» **What is required**:
Below is a block of records: output all of them exactly and leave out the pictures.

» **Data listing**:
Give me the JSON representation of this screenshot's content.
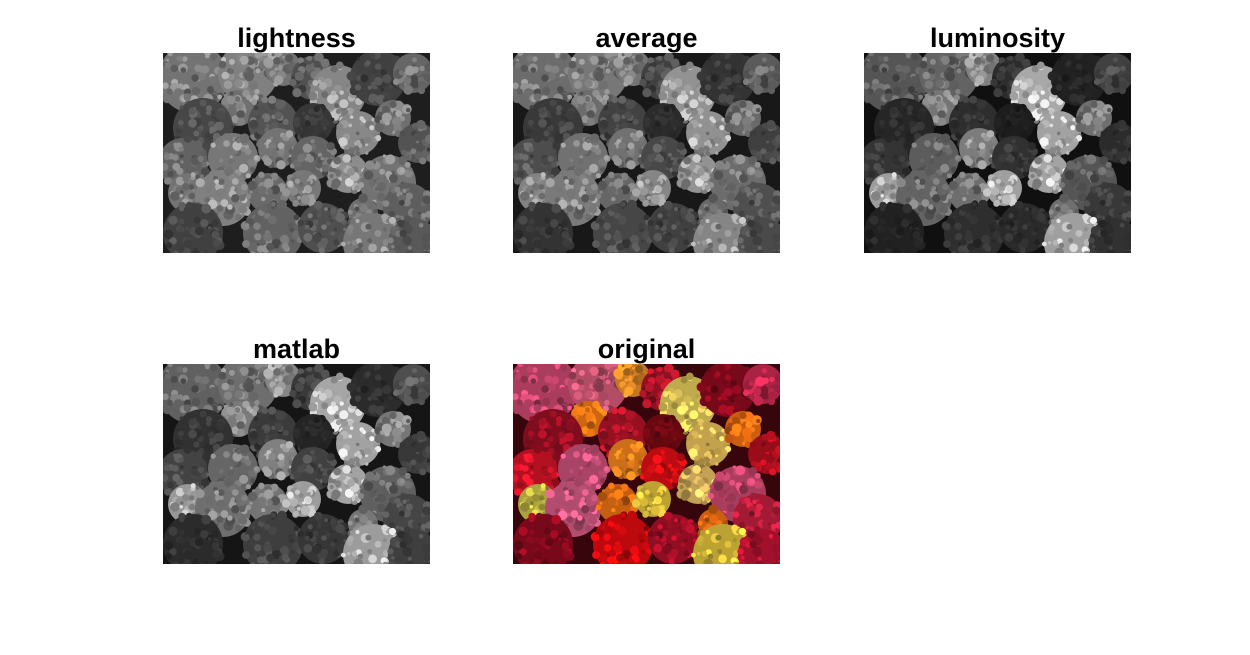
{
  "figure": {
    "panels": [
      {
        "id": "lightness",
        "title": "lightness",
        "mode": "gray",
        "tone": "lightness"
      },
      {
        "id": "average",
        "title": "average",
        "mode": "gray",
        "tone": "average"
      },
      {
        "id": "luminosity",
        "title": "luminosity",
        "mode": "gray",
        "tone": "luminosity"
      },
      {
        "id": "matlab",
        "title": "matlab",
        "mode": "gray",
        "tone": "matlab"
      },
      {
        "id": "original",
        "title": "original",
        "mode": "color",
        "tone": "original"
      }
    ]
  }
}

» **Response to the task**:
Give me the JSON representation of this screenshot's content.
{
  "figure": {
    "panels": [
      {
        "id": "lightness",
        "title": "lightness",
        "mode": "gray",
        "tone": "lightness"
      },
      {
        "id": "average",
        "title": "average",
        "mode": "gray",
        "tone": "average"
      },
      {
        "id": "luminosity",
        "title": "luminosity",
        "mode": "gray",
        "tone": "luminosity"
      },
      {
        "id": "matlab",
        "title": "matlab",
        "mode": "gray",
        "tone": "matlab"
      },
      {
        "id": "original",
        "title": "original",
        "mode": "color",
        "tone": "original"
      }
    ]
  }
}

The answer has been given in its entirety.